▸ The request
Only the pictures are omitted; repeat all other data exactly.

[START Records for this task]

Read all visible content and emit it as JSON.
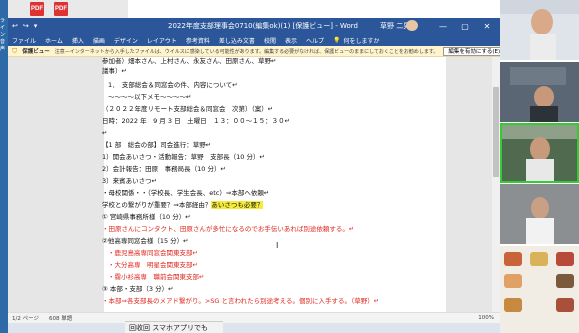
{
  "desktop": {
    "icon1": "PDF",
    "icon2": "PDF",
    "left_label": "ライン音声"
  },
  "window": {
    "title": "2022年度支部理事会0710(編集ok)(1) [保護ビュー] - Word",
    "user": "草野 二男",
    "controls": [
      "—",
      "▢",
      "✕"
    ],
    "quick_access": [
      "↩",
      "↪",
      "▾"
    ]
  },
  "ribbon": {
    "tabs": [
      "ファイル",
      "ホーム",
      "挿入",
      "描画",
      "デザイン",
      "レイアウト",
      "参考資料",
      "差し込み文書",
      "校閲",
      "表示",
      "ヘルプ"
    ],
    "search_label": "何をしますか"
  },
  "protected_view": {
    "label": "保護ビュー",
    "message": "注意—インターネットから入手したファイルは、ウイルスに感染している可能性があります。編集する必要がなければ、保護ビューのままにしておくことをお勧めします。",
    "button": "編集を有効にする(E)"
  },
  "document": {
    "lines": [
      "参加者）畑本さん、上村さん、永友さん、田原さん、草野↵",
      "議事）↵",
      "1．　支部総会＆同窓会の件、内容について↵",
      "～～～～以下メモ～～～～↵",
      "（２０２２年度リモート支部総会＆同窓会　次第）（案）↵",
      "日時：2022 年　9 月 3 日　土曜日　１３：００～１５：３０↵",
      "↵",
      "【1 部　総会の部】司会進行：草野↵",
      "1）開会あいさつ・活動報告：草野　支部長（10 分）↵",
      "2）会計報告：田原　事務局長（10 分）↵",
      "3）来賓あいさつ↵",
      "・母校関係・・（学校長、学生会長、etc）⇒本部へ依頼↵",
      "学校との繋がりが重要？⇒本部経由？",
      "① 宮崎県事務所様（10 分）↵",
      "・田原さんにコンタクト、田原さんが多忙になるのでお手伝いあれば別途依頼する。↵",
      "②他高専同窓会様（15 分）↵",
      "・鹿児島高専同窓会関東支部↵",
      "・大分高専　明星会関東支部↵",
      "・霧小衫高専　職前会関東支部↵",
      "③ 本部・支部（3 分）↵",
      "・本部⇒各支部長のメアド繋がり。>SG と言われたら別途考える。個別に入手する。（草野）↵"
    ],
    "highlight_text": "あいさつも必要？"
  },
  "statusbar": {
    "page": "1/2 ページ",
    "words": "608 単語",
    "zoom": "100%"
  },
  "taskbar": {
    "caption": "回收回 スマホアプリでも"
  },
  "colors": {
    "word_blue": "#2b579a",
    "notice_yellow": "#fff4ce",
    "red_text": "#e0251b",
    "highlight": "#f7ec3a",
    "active_speaker": "#33cc33"
  }
}
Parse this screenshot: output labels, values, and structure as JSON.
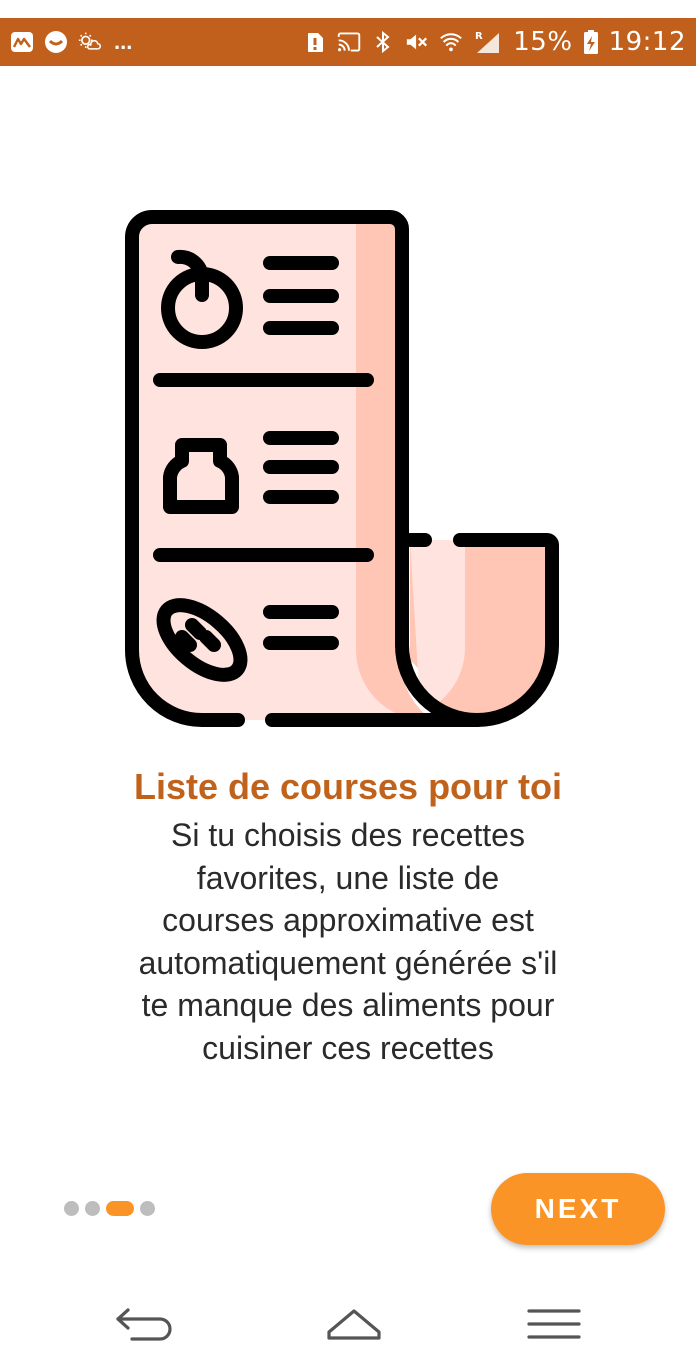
{
  "status_bar": {
    "background": "#c0601c",
    "battery_text": "15%",
    "time": "19:12",
    "overflow_text": "...",
    "roaming_label": "R",
    "left_icons": [
      "app-notification-icon",
      "chat-bubble-icon",
      "weather-icon"
    ],
    "right_icons": [
      "sim-alert-icon",
      "cast-icon",
      "bluetooth-icon",
      "mute-icon",
      "wifi-icon",
      "signal-icon",
      "battery-charging-icon"
    ]
  },
  "illustration": {
    "icon": "shopping-list-receipt-icon",
    "outline_color": "#000000",
    "paper_color": "#ffe3de",
    "shadow_color": "#ffc6b5"
  },
  "content": {
    "title": "Liste de courses pour toi",
    "title_color": "#c0621c",
    "description_lines": [
      "Si tu choisis des recettes",
      "favorites, une liste de",
      "courses approximative est",
      "automatiquement générée s'il",
      "te manque des aliments pour",
      "cuisiner ces recettes"
    ]
  },
  "pager": {
    "total_pages": 4,
    "current_page": 3,
    "active_color": "#fb9426",
    "inactive_color": "#bdbdbd"
  },
  "next_button": {
    "label": "NEXT",
    "color": "#fb9426"
  },
  "nav_bar": {
    "icons": [
      "back-icon",
      "home-icon",
      "menu-icon"
    ],
    "icon_color": "#555555"
  }
}
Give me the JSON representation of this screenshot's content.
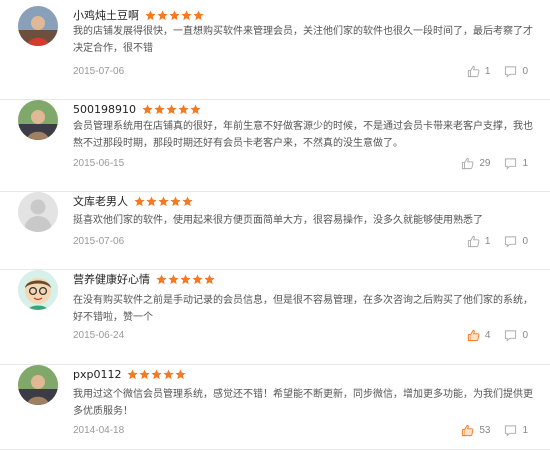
{
  "reviews": [
    {
      "user": "小鸡炖土豆啊",
      "rating": 5,
      "text": "我的店铺发展得很快，一直想购买软件来管理会员，关注他们家的软件也很久一段时间了，最后考察了才决定合作，很不错",
      "date": "2015-07-06",
      "likes": "1",
      "comments": "0",
      "liked": false,
      "avatar_icon": "photo-avatar-icon"
    },
    {
      "user": "500198910",
      "rating": 5,
      "text": "会员管理系统用在店铺真的很好，年前生意不好做客源少的时候，不是通过会员卡带来老客户支撑，我也熬不过那段时期，那段时期还好有会员卡老客户来，不然真的没生意做了。",
      "date": "2015-06-15",
      "likes": "29",
      "comments": "1",
      "liked": false,
      "avatar_icon": "photo-avatar-icon"
    },
    {
      "user": "文库老男人",
      "rating": 5,
      "text": "挺喜欢他们家的软件，使用起来很方便页面简单大方，很容易操作，没多久就能够使用熟悉了",
      "date": "2015-07-06",
      "likes": "1",
      "comments": "0",
      "liked": false,
      "avatar_icon": "default-avatar-icon"
    },
    {
      "user": "营养健康好心情",
      "rating": 5,
      "text": "在没有购买软件之前是手动记录的会员信息，但是很不容易管理，在多次咨询之后购买了他们家的系统，好不错啦，赞一个",
      "date": "2015-06-24",
      "likes": "4",
      "comments": "0",
      "liked": true,
      "avatar_icon": "cartoon-avatar-icon"
    },
    {
      "user": "pxp0112",
      "rating": 5,
      "text": "我用过这个微信会员管理系统，感觉还不错！希望能不断更新，同步微信，增加更多功能，为我们提供更多优质服务！",
      "date": "2014-04-18",
      "likes": "53",
      "comments": "1",
      "liked": true,
      "avatar_icon": "photo-avatar-icon"
    }
  ],
  "colors": {
    "star": "#f47920",
    "like_active": "#f47920",
    "icon_gray": "#aaaaaa"
  }
}
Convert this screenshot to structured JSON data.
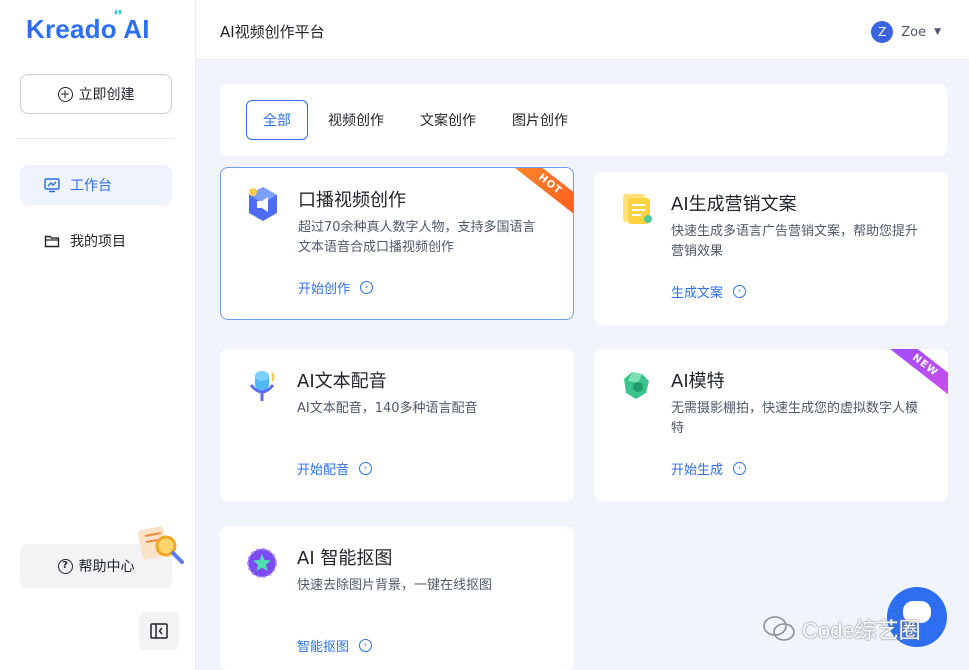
{
  "brand": {
    "logo_text": "Kreado AI"
  },
  "sidebar": {
    "create_label": "立即创建",
    "items": [
      {
        "label": "工作台",
        "icon": "monitor-chart-icon",
        "active": true
      },
      {
        "label": "我的项目",
        "icon": "folder-icon",
        "active": false
      }
    ],
    "help_label": "帮助中心"
  },
  "header": {
    "title": "AI视频创作平台",
    "user": {
      "initial": "Z",
      "name": "Zoe"
    }
  },
  "tabs": [
    {
      "label": "全部",
      "active": true
    },
    {
      "label": "视频创作",
      "active": false
    },
    {
      "label": "文案创作",
      "active": false
    },
    {
      "label": "图片创作",
      "active": false
    }
  ],
  "cards": [
    {
      "title": "口播视频创作",
      "desc": "超过70余种真人数字人物，支持多国语言文本语音合成口播视频创作",
      "link": "开始创作",
      "badge": "HOT",
      "icon": "video-speaker-icon"
    },
    {
      "title": "AI生成营销文案",
      "desc": "快速生成多语言广告营销文案，帮助您提升营销效果",
      "link": "生成文案",
      "badge": "",
      "icon": "document-icon"
    },
    {
      "title": "AI文本配音",
      "desc": "AI文本配音，140多种语言配音",
      "link": "开始配音",
      "badge": "",
      "icon": "microphone-icon"
    },
    {
      "title": "AI模特",
      "desc": "无需摄影棚拍，快速生成您的虚拟数字人模特",
      "link": "开始生成",
      "badge": "NEW",
      "icon": "model-icon"
    },
    {
      "title": "AI 智能抠图",
      "desc": "快速去除图片背景，一键在线抠图",
      "link": "智能抠图",
      "badge": "",
      "icon": "cutout-icon"
    }
  ],
  "watermark": {
    "text": "Code综艺圈"
  },
  "colors": {
    "accent": "#2d6ff0",
    "background": "#f1f4fb",
    "hot": "#ff6a22",
    "new": "#a34cf5"
  }
}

[END Records for this task]

▸ Solution to the exercise
Read all visible content and emit it as JSON.
{
  "desktop": {
    "icon1": "PDF",
    "icon2": "PDF",
    "left_label": "ライン音声"
  },
  "window": {
    "title": "2022年度支部理事会0710(編集ok)(1) [保護ビュー] - Word",
    "user": "草野 二男",
    "controls": [
      "—",
      "▢",
      "✕"
    ],
    "quick_access": [
      "↩",
      "↪",
      "▾"
    ]
  },
  "ribbon": {
    "tabs": [
      "ファイル",
      "ホーム",
      "挿入",
      "描画",
      "デザイン",
      "レイアウト",
      "参考資料",
      "差し込み文書",
      "校閲",
      "表示",
      "ヘルプ"
    ],
    "search_label": "何をしますか"
  },
  "protected_view": {
    "label": "保護ビュー",
    "message": "注意—インターネットから入手したファイルは、ウイルスに感染している可能性があります。編集する必要がなければ、保護ビューのままにしておくことをお勧めします。",
    "button": "編集を有効にする(E)"
  },
  "document": {
    "lines": [
      "参加者）畑本さん、上村さん、永友さん、田原さん、草野↵",
      "議事）↵",
      "1．　支部総会＆同窓会の件、内容について↵",
      "～～～～以下メモ～～～～↵",
      "（２０２２年度リモート支部総会＆同窓会　次第）（案）↵",
      "日時：2022 年　9 月 3 日　土曜日　１３：００～１５：３０↵",
      "↵",
      "【1 部　総会の部】司会進行：草野↵",
      "1）開会あいさつ・活動報告：草野　支部長（10 分）↵",
      "2）会計報告：田原　事務局長（10 分）↵",
      "3）来賓あいさつ↵",
      "・母校関係・・（学校長、学生会長、etc）⇒本部へ依頼↵",
      "学校との繋がりが重要？⇒本部経由？",
      "① 宮崎県事務所様（10 分）↵",
      "・田原さんにコンタクト、田原さんが多忙になるのでお手伝いあれば別途依頼する。↵",
      "②他高専同窓会様（15 分）↵",
      "・鹿児島高専同窓会関東支部↵",
      "・大分高専　明星会関東支部↵",
      "・霧小衫高専　職前会関東支部↵",
      "③ 本部・支部（3 分）↵",
      "・本部⇒各支部長のメアド繋がり。>SG と言われたら別途考える。個別に入手する。（草野）↵"
    ],
    "highlight_text": "あいさつも必要？"
  },
  "statusbar": {
    "page": "1/2 ページ",
    "words": "608 単語",
    "zoom": "100%"
  },
  "taskbar": {
    "caption": "回收回 スマホアプリでも"
  },
  "colors": {
    "word_blue": "#2b579a",
    "notice_yellow": "#fff4ce",
    "red_text": "#e0251b",
    "highlight": "#f7ec3a",
    "active_speaker": "#33cc33"
  }
}
Parse this screenshot: output labels, values, and structure as JSON.
{
  "status_bar": {
    "background": "#c0601c",
    "battery_text": "15%",
    "time": "19:12",
    "overflow_text": "...",
    "roaming_label": "R",
    "left_icons": [
      "app-notification-icon",
      "chat-bubble-icon",
      "weather-icon"
    ],
    "right_icons": [
      "sim-alert-icon",
      "cast-icon",
      "bluetooth-icon",
      "mute-icon",
      "wifi-icon",
      "signal-icon",
      "battery-charging-icon"
    ]
  },
  "illustration": {
    "icon": "shopping-list-receipt-icon",
    "outline_color": "#000000",
    "paper_color": "#ffe3de",
    "shadow_color": "#ffc6b5"
  },
  "content": {
    "title": "Liste de courses pour toi",
    "title_color": "#c0621c",
    "description_lines": [
      "Si tu choisis des recettes",
      "favorites, une liste de",
      "courses approximative est",
      "automatiquement générée s'il",
      "te manque des aliments pour",
      "cuisiner ces recettes"
    ]
  },
  "pager": {
    "total_pages": 4,
    "current_page": 3,
    "active_color": "#fb9426",
    "inactive_color": "#bdbdbd"
  },
  "next_button": {
    "label": "NEXT",
    "color": "#fb9426"
  },
  "nav_bar": {
    "icons": [
      "back-icon",
      "home-icon",
      "menu-icon"
    ],
    "icon_color": "#555555"
  }
}
Give me the JSON representation of this screenshot's content.
{
  "reviews": [
    {
      "user": "小鸡炖土豆啊",
      "rating": 5,
      "text": "我的店铺发展得很快，一直想购买软件来管理会员，关注他们家的软件也很久一段时间了，最后考察了才决定合作，很不错",
      "date": "2015-07-06",
      "likes": "1",
      "comments": "0",
      "liked": false,
      "avatar_icon": "photo-avatar-icon"
    },
    {
      "user": "500198910",
      "rating": 5,
      "text": "会员管理系统用在店铺真的很好，年前生意不好做客源少的时候，不是通过会员卡带来老客户支撑，我也熬不过那段时期，那段时期还好有会员卡老客户来，不然真的没生意做了。",
      "date": "2015-06-15",
      "likes": "29",
      "comments": "1",
      "liked": false,
      "avatar_icon": "photo-avatar-icon"
    },
    {
      "user": "文库老男人",
      "rating": 5,
      "text": "挺喜欢他们家的软件，使用起来很方便页面简单大方，很容易操作，没多久就能够使用熟悉了",
      "date": "2015-07-06",
      "likes": "1",
      "comments": "0",
      "liked": false,
      "avatar_icon": "default-avatar-icon"
    },
    {
      "user": "营养健康好心情",
      "rating": 5,
      "text": "在没有购买软件之前是手动记录的会员信息，但是很不容易管理，在多次咨询之后购买了他们家的系统，好不错啦，赞一个",
      "date": "2015-06-24",
      "likes": "4",
      "comments": "0",
      "liked": true,
      "avatar_icon": "cartoon-avatar-icon"
    },
    {
      "user": "pxp0112",
      "rating": 5,
      "text": "我用过这个微信会员管理系统，感觉还不错！希望能不断更新，同步微信，增加更多功能，为我们提供更多优质服务！",
      "date": "2014-04-18",
      "likes": "53",
      "comments": "1",
      "liked": true,
      "avatar_icon": "photo-avatar-icon"
    }
  ],
  "colors": {
    "star": "#f47920",
    "like_active": "#f47920",
    "icon_gray": "#aaaaaa"
  }
}
Convert this screenshot to structured JSON data.
{
  "brand": {
    "logo_text": "Kreado AI"
  },
  "sidebar": {
    "create_label": "立即创建",
    "items": [
      {
        "label": "工作台",
        "icon": "monitor-chart-icon",
        "active": true
      },
      {
        "label": "我的项目",
        "icon": "folder-icon",
        "active": false
      }
    ],
    "help_label": "帮助中心"
  },
  "header": {
    "title": "AI视频创作平台",
    "user": {
      "initial": "Z",
      "name": "Zoe"
    }
  },
  "tabs": [
    {
      "label": "全部",
      "active": true
    },
    {
      "label": "视频创作",
      "active": false
    },
    {
      "label": "文案创作",
      "active": false
    },
    {
      "label": "图片创作",
      "active": false
    }
  ],
  "cards": [
    {
      "title": "口播视频创作",
      "desc": "超过70余种真人数字人物，支持多国语言文本语音合成口播视频创作",
      "link": "开始创作",
      "badge": "HOT",
      "icon": "video-speaker-icon"
    },
    {
      "title": "AI生成营销文案",
      "desc": "快速生成多语言广告营销文案，帮助您提升营销效果",
      "link": "生成文案",
      "badge": "",
      "icon": "document-icon"
    },
    {
      "title": "AI文本配音",
      "desc": "AI文本配音，140多种语言配音",
      "link": "开始配音",
      "badge": "",
      "icon": "microphone-icon"
    },
    {
      "title": "AI模特",
      "desc": "无需摄影棚拍，快速生成您的虚拟数字人模特",
      "link": "开始生成",
      "badge": "NEW",
      "icon": "model-icon"
    },
    {
      "title": "AI 智能抠图",
      "desc": "快速去除图片背景，一键在线抠图",
      "link": "智能抠图",
      "badge": "",
      "icon": "cutout-icon"
    }
  ],
  "watermark": {
    "text": "Code综艺圈"
  },
  "colors": {
    "accent": "#2d6ff0",
    "background": "#f1f4fb",
    "hot": "#ff6a22",
    "new": "#a34cf5"
  }
}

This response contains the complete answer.